• [Given instruction] Extract the listing below in full, unchanged.

• [Source data]
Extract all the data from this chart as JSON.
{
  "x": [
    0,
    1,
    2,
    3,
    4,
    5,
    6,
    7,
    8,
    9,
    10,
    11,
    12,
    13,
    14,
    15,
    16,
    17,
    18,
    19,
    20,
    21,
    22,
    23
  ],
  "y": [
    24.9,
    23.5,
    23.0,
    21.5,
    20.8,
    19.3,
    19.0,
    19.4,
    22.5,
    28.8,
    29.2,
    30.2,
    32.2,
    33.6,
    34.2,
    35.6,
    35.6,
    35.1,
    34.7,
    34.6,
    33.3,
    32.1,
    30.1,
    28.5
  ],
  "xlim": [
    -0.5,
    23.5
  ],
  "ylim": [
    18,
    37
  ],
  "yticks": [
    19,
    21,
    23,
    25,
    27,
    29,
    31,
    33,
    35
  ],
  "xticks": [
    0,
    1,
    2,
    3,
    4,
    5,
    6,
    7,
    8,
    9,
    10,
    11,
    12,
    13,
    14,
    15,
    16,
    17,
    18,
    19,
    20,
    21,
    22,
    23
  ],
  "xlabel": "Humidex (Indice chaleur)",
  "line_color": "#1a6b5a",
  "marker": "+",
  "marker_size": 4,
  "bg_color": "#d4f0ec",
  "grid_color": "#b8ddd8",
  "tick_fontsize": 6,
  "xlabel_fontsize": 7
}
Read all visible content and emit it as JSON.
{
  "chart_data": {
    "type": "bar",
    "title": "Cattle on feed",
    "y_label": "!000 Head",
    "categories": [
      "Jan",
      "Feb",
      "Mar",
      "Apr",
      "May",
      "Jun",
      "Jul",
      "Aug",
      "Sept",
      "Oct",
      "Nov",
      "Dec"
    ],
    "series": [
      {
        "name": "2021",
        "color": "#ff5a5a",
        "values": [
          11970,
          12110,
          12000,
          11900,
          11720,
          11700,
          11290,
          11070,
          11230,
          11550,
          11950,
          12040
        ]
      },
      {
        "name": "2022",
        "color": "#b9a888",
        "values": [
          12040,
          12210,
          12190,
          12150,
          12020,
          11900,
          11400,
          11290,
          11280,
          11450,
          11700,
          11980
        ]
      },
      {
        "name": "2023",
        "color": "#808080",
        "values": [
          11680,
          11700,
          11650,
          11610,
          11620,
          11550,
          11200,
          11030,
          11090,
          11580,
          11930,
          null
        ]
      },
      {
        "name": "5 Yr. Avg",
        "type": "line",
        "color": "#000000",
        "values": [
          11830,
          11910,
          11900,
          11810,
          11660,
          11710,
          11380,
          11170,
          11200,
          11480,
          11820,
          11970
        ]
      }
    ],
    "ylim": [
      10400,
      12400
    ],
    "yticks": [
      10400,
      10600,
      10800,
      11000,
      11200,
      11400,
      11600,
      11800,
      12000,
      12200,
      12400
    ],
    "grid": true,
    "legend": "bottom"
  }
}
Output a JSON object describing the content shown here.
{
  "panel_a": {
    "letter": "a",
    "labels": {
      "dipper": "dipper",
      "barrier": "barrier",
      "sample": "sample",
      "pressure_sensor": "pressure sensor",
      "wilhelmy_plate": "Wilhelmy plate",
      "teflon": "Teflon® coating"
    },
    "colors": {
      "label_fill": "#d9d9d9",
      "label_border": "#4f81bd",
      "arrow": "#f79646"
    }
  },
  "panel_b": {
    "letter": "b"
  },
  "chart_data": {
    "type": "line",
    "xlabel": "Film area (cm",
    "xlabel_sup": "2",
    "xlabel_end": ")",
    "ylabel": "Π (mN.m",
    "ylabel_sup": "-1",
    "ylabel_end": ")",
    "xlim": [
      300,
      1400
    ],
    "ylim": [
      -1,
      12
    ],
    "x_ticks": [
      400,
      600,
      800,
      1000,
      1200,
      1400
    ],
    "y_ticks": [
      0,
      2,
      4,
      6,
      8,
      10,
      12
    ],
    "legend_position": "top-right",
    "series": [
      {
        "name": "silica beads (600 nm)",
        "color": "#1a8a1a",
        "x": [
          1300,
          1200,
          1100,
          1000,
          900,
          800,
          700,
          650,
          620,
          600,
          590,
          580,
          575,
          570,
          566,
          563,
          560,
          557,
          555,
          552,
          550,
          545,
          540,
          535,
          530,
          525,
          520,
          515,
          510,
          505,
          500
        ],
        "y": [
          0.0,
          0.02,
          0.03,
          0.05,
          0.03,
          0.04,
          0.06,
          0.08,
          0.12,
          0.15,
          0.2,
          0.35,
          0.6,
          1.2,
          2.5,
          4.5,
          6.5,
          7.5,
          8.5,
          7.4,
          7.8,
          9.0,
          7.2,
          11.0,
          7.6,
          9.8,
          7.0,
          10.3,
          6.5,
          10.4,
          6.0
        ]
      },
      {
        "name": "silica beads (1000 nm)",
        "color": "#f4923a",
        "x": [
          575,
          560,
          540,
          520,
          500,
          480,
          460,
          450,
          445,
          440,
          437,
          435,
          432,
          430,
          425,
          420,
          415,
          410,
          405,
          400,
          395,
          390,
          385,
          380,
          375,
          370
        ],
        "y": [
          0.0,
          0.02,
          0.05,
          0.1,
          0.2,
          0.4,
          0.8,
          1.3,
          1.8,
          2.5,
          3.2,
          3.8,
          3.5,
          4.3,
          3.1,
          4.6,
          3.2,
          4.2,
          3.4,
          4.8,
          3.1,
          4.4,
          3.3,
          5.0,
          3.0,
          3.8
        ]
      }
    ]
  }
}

• [Full answer]
Extract all the data from this chart as JSON.
{
  "x": [
    0,
    1,
    2,
    3,
    4,
    5,
    6,
    7,
    8,
    9,
    10,
    11,
    12,
    13,
    14,
    15,
    16,
    17,
    18,
    19,
    20,
    21,
    22,
    23
  ],
  "y": [
    24.9,
    23.5,
    23.0,
    21.5,
    20.8,
    19.3,
    19.0,
    19.4,
    22.5,
    28.8,
    29.2,
    30.2,
    32.2,
    33.6,
    34.2,
    35.6,
    35.6,
    35.1,
    34.7,
    34.6,
    33.3,
    32.1,
    30.1,
    28.5
  ],
  "xlim": [
    -0.5,
    23.5
  ],
  "ylim": [
    18,
    37
  ],
  "yticks": [
    19,
    21,
    23,
    25,
    27,
    29,
    31,
    33,
    35
  ],
  "xticks": [
    0,
    1,
    2,
    3,
    4,
    5,
    6,
    7,
    8,
    9,
    10,
    11,
    12,
    13,
    14,
    15,
    16,
    17,
    18,
    19,
    20,
    21,
    22,
    23
  ],
  "xlabel": "Humidex (Indice chaleur)",
  "line_color": "#1a6b5a",
  "marker": "+",
  "marker_size": 4,
  "bg_color": "#d4f0ec",
  "grid_color": "#b8ddd8",
  "tick_fontsize": 6,
  "xlabel_fontsize": 7
}
Read all visible content and emit it as JSON.
{
  "chart_data": {
    "type": "bar",
    "title": "Cattle on feed",
    "y_label": "!000 Head",
    "categories": [
      "Jan",
      "Feb",
      "Mar",
      "Apr",
      "May",
      "Jun",
      "Jul",
      "Aug",
      "Sept",
      "Oct",
      "Nov",
      "Dec"
    ],
    "series": [
      {
        "name": "2021",
        "color": "#ff5a5a",
        "values": [
          11970,
          12110,
          12000,
          11900,
          11720,
          11700,
          11290,
          11070,
          11230,
          11550,
          11950,
          12040
        ]
      },
      {
        "name": "2022",
        "color": "#b9a888",
        "values": [
          12040,
          12210,
          12190,
          12150,
          12020,
          11900,
          11400,
          11290,
          11280,
          11450,
          11700,
          11980
        ]
      },
      {
        "name": "2023",
        "color": "#808080",
        "values": [
          11680,
          11700,
          11650,
          11610,
          11620,
          11550,
          11200,
          11030,
          11090,
          11580,
          11930,
          null
        ]
      },
      {
        "name": "5 Yr. Avg",
        "type": "line",
        "color": "#000000",
        "values": [
          11830,
          11910,
          11900,
          11810,
          11660,
          11710,
          11380,
          11170,
          11200,
          11480,
          11820,
          11970
        ]
      }
    ],
    "ylim": [
      10400,
      12400
    ],
    "yticks": [
      10400,
      10600,
      10800,
      11000,
      11200,
      11400,
      11600,
      11800,
      12000,
      12200,
      12400
    ],
    "grid": true,
    "legend": "bottom"
  }
}
Output a JSON object describing the content shown here.
{
  "panel_a": {
    "letter": "a",
    "labels": {
      "dipper": "dipper",
      "barrier": "barrier",
      "sample": "sample",
      "pressure_sensor": "pressure sensor",
      "wilhelmy_plate": "Wilhelmy plate",
      "teflon": "Teflon® coating"
    },
    "colors": {
      "label_fill": "#d9d9d9",
      "label_border": "#4f81bd",
      "arrow": "#f79646"
    }
  },
  "panel_b": {
    "letter": "b"
  },
  "chart_data": {
    "type": "line",
    "xlabel": "Film area (cm",
    "xlabel_sup": "2",
    "xlabel_end": ")",
    "ylabel": "Π (mN.m",
    "ylabel_sup": "-1",
    "ylabel_end": ")",
    "xlim": [
      300,
      1400
    ],
    "ylim": [
      -1,
      12
    ],
    "x_ticks": [
      400,
      600,
      800,
      1000,
      1200,
      1400
    ],
    "y_ticks": [
      0,
      2,
      4,
      6,
      8,
      10,
      12
    ],
    "legend_position": "top-right",
    "series": [
      {
        "name": "silica beads (600 nm)",
        "color": "#1a8a1a",
        "x": [
          1300,
          1200,
          1100,
          1000,
          900,
          800,
          700,
          650,
          620,
          600,
          590,
          580,
          575,
          570,
          566,
          563,
          560,
          557,
          555,
          552,
          550,
          545,
          540,
          535,
          530,
          525,
          520,
          515,
          510,
          505,
          500
        ],
        "y": [
          0.0,
          0.02,
          0.03,
          0.05,
          0.03,
          0.04,
          0.06,
          0.08,
          0.12,
          0.15,
          0.2,
          0.35,
          0.6,
          1.2,
          2.5,
          4.5,
          6.5,
          7.5,
          8.5,
          7.4,
          7.8,
          9.0,
          7.2,
          11.0,
          7.6,
          9.8,
          7.0,
          10.3,
          6.5,
          10.4,
          6.0
        ]
      },
      {
        "name": "silica beads (1000 nm)",
        "color": "#f4923a",
        "x": [
          575,
          560,
          540,
          520,
          500,
          480,
          460,
          450,
          445,
          440,
          437,
          435,
          432,
          430,
          425,
          420,
          415,
          410,
          405,
          400,
          395,
          390,
          385,
          380,
          375,
          370
        ],
        "y": [
          0.0,
          0.02,
          0.05,
          0.1,
          0.2,
          0.4,
          0.8,
          1.3,
          1.8,
          2.5,
          3.2,
          3.8,
          3.5,
          4.3,
          3.1,
          4.6,
          3.2,
          4.2,
          3.4,
          4.8,
          3.1,
          4.4,
          3.3,
          5.0,
          3.0,
          3.8
        ]
      }
    ]
  }
}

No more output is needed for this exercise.